WHAT YOU ARE ASKED TO DO ::
Without altering anything, output the material below.

ENTRIES SHOWN ::
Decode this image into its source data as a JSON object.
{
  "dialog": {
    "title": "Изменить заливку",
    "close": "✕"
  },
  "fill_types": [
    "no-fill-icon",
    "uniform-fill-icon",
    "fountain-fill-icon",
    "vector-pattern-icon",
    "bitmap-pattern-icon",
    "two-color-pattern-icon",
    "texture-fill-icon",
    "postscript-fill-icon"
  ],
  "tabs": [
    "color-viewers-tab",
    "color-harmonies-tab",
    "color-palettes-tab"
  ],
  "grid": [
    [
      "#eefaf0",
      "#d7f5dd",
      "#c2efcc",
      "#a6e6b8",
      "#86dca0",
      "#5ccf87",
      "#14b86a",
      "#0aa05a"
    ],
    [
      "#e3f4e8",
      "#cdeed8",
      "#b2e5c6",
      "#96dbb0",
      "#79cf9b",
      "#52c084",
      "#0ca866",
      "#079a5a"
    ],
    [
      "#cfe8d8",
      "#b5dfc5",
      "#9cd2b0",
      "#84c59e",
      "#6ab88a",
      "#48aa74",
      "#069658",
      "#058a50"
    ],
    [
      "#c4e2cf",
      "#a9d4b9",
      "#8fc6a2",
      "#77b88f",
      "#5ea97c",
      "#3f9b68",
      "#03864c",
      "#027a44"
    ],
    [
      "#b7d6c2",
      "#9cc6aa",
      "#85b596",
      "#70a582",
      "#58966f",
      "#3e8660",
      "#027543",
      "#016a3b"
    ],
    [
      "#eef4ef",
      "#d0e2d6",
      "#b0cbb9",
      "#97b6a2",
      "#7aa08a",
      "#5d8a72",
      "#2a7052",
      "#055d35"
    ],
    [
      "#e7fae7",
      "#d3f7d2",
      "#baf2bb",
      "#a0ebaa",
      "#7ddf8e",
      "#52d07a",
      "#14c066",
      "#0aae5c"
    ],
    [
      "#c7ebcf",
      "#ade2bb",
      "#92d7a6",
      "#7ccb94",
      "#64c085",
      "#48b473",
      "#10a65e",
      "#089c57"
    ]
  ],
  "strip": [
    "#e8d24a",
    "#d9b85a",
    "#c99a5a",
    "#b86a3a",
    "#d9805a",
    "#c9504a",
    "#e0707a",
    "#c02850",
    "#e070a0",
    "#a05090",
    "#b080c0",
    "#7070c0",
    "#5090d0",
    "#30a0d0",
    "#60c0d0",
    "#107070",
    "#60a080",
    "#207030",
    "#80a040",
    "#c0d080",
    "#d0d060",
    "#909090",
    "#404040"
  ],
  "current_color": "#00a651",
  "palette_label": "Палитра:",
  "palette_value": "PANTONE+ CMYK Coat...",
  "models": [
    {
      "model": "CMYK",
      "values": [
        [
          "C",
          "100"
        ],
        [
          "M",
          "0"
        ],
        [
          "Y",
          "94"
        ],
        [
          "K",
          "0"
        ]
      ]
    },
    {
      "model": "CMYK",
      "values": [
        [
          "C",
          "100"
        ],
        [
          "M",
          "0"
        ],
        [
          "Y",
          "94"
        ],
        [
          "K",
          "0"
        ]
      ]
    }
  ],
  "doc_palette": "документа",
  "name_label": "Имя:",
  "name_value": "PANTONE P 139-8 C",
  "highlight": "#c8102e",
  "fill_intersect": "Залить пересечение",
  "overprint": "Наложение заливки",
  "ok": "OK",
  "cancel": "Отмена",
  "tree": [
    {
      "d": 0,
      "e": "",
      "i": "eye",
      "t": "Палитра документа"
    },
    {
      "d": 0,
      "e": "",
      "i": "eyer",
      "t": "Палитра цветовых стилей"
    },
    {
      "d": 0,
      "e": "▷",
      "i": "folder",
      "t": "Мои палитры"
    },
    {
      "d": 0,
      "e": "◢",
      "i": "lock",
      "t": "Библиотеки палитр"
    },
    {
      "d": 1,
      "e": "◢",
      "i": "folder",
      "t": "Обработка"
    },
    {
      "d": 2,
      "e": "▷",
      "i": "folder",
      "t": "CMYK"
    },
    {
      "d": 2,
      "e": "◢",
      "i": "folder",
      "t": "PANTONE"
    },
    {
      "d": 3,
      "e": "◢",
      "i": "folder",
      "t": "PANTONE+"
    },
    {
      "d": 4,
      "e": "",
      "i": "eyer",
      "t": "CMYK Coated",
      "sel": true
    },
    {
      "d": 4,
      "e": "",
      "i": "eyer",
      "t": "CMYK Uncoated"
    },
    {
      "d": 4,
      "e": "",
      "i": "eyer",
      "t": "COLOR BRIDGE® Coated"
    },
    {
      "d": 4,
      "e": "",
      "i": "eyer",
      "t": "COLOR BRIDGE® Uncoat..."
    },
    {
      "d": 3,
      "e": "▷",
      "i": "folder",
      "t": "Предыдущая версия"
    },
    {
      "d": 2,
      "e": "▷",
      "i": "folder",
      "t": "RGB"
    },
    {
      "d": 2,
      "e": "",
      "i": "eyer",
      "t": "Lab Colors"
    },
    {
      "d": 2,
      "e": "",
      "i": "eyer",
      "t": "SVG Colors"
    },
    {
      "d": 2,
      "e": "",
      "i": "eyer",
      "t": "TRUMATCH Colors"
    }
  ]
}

FINAL ANSWER ::
Decode this image into its source data as a JSON object.
{
  "dialog": {
    "title": "Изменить заливку",
    "close": "✕"
  },
  "fill_types": [
    "no-fill-icon",
    "uniform-fill-icon",
    "fountain-fill-icon",
    "vector-pattern-icon",
    "bitmap-pattern-icon",
    "two-color-pattern-icon",
    "texture-fill-icon",
    "postscript-fill-icon"
  ],
  "tabs": [
    "color-viewers-tab",
    "color-harmonies-tab",
    "color-palettes-tab"
  ],
  "grid": [
    [
      "#eefaf0",
      "#d7f5dd",
      "#c2efcc",
      "#a6e6b8",
      "#86dca0",
      "#5ccf87",
      "#14b86a",
      "#0aa05a"
    ],
    [
      "#e3f4e8",
      "#cdeed8",
      "#b2e5c6",
      "#96dbb0",
      "#79cf9b",
      "#52c084",
      "#0ca866",
      "#079a5a"
    ],
    [
      "#cfe8d8",
      "#b5dfc5",
      "#9cd2b0",
      "#84c59e",
      "#6ab88a",
      "#48aa74",
      "#069658",
      "#058a50"
    ],
    [
      "#c4e2cf",
      "#a9d4b9",
      "#8fc6a2",
      "#77b88f",
      "#5ea97c",
      "#3f9b68",
      "#03864c",
      "#027a44"
    ],
    [
      "#b7d6c2",
      "#9cc6aa",
      "#85b596",
      "#70a582",
      "#58966f",
      "#3e8660",
      "#027543",
      "#016a3b"
    ],
    [
      "#eef4ef",
      "#d0e2d6",
      "#b0cbb9",
      "#97b6a2",
      "#7aa08a",
      "#5d8a72",
      "#2a7052",
      "#055d35"
    ],
    [
      "#e7fae7",
      "#d3f7d2",
      "#baf2bb",
      "#a0ebaa",
      "#7ddf8e",
      "#52d07a",
      "#14c066",
      "#0aae5c"
    ],
    [
      "#c7ebcf",
      "#ade2bb",
      "#92d7a6",
      "#7ccb94",
      "#64c085",
      "#48b473",
      "#10a65e",
      "#089c57"
    ]
  ],
  "strip": [
    "#e8d24a",
    "#d9b85a",
    "#c99a5a",
    "#b86a3a",
    "#d9805a",
    "#c9504a",
    "#e0707a",
    "#c02850",
    "#e070a0",
    "#a05090",
    "#b080c0",
    "#7070c0",
    "#5090d0",
    "#30a0d0",
    "#60c0d0",
    "#107070",
    "#60a080",
    "#207030",
    "#80a040",
    "#c0d080",
    "#d0d060",
    "#909090",
    "#404040"
  ],
  "current_color": "#00a651",
  "palette_label": "Палитра:",
  "palette_value": "PANTONE+ CMYK Coat...",
  "models": [
    {
      "model": "CMYK",
      "values": [
        [
          "C",
          "100"
        ],
        [
          "M",
          "0"
        ],
        [
          "Y",
          "94"
        ],
        [
          "K",
          "0"
        ]
      ]
    },
    {
      "model": "CMYK",
      "values": [
        [
          "C",
          "100"
        ],
        [
          "M",
          "0"
        ],
        [
          "Y",
          "94"
        ],
        [
          "K",
          "0"
        ]
      ]
    }
  ],
  "doc_palette": "документа",
  "name_label": "Имя:",
  "name_value": "PANTONE P 139-8 C",
  "highlight": "#c8102e",
  "fill_intersect": "Залить пересечение",
  "overprint": "Наложение заливки",
  "ok": "OK",
  "cancel": "Отмена",
  "tree": [
    {
      "d": 0,
      "e": "",
      "i": "eye",
      "t": "Палитра документа"
    },
    {
      "d": 0,
      "e": "",
      "i": "eyer",
      "t": "Палитра цветовых стилей"
    },
    {
      "d": 0,
      "e": "▷",
      "i": "folder",
      "t": "Мои палитры"
    },
    {
      "d": 0,
      "e": "◢",
      "i": "lock",
      "t": "Библиотеки палитр"
    },
    {
      "d": 1,
      "e": "◢",
      "i": "folder",
      "t": "Обработка"
    },
    {
      "d": 2,
      "e": "▷",
      "i": "folder",
      "t": "CMYK"
    },
    {
      "d": 2,
      "e": "◢",
      "i": "folder",
      "t": "PANTONE"
    },
    {
      "d": 3,
      "e": "◢",
      "i": "folder",
      "t": "PANTONE+"
    },
    {
      "d": 4,
      "e": "",
      "i": "eyer",
      "t": "CMYK Coated",
      "sel": true
    },
    {
      "d": 4,
      "e": "",
      "i": "eyer",
      "t": "CMYK Uncoated"
    },
    {
      "d": 4,
      "e": "",
      "i": "eyer",
      "t": "COLOR BRIDGE® Coated"
    },
    {
      "d": 4,
      "e": "",
      "i": "eyer",
      "t": "COLOR BRIDGE® Uncoat..."
    },
    {
      "d": 3,
      "e": "▷",
      "i": "folder",
      "t": "Предыдущая версия"
    },
    {
      "d": 2,
      "e": "▷",
      "i": "folder",
      "t": "RGB"
    },
    {
      "d": 2,
      "e": "",
      "i": "eyer",
      "t": "Lab Colors"
    },
    {
      "d": 2,
      "e": "",
      "i": "eyer",
      "t": "SVG Colors"
    },
    {
      "d": 2,
      "e": "",
      "i": "eyer",
      "t": "TRUMATCH Colors"
    }
  ]
}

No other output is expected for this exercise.